= GIVEN TASK =
From the listing below, pull out all lines with "this" in them.

============

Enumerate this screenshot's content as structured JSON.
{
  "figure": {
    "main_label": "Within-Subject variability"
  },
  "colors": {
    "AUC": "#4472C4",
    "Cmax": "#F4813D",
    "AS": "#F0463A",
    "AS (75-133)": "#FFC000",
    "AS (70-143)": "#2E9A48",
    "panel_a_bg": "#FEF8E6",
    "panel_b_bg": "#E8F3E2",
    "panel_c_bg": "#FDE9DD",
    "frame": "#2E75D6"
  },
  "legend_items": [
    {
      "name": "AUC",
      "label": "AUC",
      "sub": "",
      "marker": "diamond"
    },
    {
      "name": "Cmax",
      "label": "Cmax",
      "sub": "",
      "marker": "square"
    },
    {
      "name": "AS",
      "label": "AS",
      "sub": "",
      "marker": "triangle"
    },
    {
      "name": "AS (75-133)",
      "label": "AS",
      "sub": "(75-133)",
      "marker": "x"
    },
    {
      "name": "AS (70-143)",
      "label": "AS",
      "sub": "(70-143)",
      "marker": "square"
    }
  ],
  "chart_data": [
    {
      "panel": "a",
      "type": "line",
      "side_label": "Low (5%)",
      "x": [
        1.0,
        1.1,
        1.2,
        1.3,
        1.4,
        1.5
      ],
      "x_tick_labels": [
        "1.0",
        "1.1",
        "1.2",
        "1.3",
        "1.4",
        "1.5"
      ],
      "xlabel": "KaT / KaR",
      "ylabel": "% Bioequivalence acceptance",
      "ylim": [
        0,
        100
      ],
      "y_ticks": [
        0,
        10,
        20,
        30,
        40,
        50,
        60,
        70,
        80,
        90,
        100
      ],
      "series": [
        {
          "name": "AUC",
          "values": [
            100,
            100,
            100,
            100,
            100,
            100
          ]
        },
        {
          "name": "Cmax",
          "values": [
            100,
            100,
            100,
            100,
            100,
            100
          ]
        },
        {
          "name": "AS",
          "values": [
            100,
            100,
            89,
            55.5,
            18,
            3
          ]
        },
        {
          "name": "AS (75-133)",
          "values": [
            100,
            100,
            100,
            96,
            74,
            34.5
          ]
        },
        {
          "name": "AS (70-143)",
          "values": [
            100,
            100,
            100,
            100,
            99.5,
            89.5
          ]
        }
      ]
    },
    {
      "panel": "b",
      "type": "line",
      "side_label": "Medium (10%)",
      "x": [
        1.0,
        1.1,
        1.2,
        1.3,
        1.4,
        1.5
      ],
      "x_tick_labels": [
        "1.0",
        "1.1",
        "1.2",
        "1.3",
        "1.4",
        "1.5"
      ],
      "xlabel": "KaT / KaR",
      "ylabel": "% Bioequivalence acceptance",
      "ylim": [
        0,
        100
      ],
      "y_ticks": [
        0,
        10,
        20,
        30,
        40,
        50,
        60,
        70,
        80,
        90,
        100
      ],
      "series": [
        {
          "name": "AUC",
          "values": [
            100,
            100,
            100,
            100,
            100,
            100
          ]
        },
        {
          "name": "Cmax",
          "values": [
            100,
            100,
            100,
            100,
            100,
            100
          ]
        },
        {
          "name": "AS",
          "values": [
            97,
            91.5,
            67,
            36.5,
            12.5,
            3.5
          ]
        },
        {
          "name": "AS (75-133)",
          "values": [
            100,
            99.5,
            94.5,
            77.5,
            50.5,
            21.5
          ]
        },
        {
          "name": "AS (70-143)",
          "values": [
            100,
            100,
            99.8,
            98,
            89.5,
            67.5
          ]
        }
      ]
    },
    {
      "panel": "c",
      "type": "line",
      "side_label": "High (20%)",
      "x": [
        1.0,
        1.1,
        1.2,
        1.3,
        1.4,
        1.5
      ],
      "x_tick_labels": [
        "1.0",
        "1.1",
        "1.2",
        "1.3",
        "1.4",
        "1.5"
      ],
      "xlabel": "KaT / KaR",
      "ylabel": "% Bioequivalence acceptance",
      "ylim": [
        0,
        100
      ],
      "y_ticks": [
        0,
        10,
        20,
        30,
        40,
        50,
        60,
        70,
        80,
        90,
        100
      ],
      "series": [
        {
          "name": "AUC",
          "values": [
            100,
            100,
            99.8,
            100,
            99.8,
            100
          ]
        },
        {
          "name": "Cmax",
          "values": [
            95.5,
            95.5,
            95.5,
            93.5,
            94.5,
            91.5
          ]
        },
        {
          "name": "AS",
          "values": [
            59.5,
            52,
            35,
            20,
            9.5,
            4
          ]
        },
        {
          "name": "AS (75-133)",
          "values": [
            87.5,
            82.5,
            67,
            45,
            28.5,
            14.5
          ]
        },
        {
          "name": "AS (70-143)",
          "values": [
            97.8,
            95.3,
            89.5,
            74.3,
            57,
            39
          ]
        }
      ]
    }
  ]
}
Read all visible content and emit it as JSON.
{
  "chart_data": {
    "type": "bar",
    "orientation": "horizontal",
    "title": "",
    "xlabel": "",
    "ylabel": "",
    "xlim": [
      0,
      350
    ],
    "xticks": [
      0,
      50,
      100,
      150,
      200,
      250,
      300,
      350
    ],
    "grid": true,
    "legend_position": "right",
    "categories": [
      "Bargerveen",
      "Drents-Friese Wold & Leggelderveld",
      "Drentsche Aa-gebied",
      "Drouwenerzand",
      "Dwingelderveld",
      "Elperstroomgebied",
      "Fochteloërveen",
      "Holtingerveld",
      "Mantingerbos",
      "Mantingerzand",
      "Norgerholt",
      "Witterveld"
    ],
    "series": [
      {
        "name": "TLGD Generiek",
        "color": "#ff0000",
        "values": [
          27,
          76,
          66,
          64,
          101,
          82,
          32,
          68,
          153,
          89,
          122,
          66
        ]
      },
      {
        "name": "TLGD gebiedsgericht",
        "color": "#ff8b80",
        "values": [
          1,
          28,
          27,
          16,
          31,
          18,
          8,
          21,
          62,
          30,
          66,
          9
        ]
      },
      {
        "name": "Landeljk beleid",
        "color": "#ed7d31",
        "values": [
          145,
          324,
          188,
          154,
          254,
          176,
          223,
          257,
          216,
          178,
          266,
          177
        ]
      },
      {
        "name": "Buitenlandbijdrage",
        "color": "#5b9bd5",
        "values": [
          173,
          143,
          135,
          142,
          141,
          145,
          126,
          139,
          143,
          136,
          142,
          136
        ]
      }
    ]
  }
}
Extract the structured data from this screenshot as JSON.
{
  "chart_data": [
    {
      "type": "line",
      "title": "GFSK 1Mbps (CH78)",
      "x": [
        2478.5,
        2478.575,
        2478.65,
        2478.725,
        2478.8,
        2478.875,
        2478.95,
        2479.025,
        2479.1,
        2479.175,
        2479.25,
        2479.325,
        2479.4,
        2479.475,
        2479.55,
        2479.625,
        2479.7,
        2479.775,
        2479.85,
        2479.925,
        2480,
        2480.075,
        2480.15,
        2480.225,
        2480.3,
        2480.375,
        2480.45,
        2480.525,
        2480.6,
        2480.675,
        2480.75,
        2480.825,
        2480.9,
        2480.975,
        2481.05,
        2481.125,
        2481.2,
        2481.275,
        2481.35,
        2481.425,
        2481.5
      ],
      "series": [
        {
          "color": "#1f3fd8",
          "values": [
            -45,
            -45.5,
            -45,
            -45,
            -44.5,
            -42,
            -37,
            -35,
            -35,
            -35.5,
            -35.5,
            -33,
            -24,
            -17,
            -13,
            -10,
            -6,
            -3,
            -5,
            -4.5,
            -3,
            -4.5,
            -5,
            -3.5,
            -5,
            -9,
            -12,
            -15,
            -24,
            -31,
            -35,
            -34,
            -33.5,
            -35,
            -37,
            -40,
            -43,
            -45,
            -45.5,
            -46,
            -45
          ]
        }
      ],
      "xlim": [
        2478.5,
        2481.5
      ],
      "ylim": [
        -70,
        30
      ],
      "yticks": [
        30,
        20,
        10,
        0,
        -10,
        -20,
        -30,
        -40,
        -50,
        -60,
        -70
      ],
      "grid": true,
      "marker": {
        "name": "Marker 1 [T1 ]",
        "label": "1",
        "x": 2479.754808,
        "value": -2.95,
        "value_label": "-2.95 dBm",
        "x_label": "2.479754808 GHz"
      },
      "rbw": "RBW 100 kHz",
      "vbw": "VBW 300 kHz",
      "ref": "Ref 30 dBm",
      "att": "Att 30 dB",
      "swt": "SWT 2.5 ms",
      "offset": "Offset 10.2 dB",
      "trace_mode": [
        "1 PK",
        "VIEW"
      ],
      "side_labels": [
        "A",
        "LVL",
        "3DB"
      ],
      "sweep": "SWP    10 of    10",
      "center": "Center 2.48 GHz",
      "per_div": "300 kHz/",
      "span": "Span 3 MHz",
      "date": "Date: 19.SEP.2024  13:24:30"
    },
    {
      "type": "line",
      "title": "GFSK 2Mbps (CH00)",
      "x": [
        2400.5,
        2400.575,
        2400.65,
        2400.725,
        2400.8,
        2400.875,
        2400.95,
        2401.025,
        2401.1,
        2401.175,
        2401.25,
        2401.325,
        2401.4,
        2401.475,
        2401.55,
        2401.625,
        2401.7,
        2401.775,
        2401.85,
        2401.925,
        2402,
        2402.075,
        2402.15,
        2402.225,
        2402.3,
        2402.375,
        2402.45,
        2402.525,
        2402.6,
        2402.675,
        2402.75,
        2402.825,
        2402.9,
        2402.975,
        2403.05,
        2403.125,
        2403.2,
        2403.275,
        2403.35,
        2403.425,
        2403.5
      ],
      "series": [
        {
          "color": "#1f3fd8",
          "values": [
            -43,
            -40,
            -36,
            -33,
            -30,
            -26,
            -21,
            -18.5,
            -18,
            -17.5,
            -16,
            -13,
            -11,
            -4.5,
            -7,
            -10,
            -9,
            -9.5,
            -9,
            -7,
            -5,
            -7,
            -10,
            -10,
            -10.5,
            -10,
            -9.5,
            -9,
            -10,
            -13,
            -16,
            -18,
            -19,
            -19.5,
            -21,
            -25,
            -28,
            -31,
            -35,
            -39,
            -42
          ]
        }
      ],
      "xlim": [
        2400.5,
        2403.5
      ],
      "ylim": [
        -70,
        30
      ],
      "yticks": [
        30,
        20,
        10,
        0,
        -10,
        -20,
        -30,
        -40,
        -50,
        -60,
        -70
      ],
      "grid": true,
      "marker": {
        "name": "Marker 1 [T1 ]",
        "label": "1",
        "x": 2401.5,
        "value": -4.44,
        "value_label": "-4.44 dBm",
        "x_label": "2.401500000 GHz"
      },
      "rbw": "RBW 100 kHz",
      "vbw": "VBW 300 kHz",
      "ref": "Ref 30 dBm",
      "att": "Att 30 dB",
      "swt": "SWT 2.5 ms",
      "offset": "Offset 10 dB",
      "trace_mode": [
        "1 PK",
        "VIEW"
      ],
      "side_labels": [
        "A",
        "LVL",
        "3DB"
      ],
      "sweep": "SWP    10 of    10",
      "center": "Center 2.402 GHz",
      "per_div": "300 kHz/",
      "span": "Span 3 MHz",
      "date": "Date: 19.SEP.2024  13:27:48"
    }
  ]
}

============

= ANSWER TO THE TASK =
Enumerate this screenshot's content as structured JSON.
Extract the structured data from this screenshot as JSON.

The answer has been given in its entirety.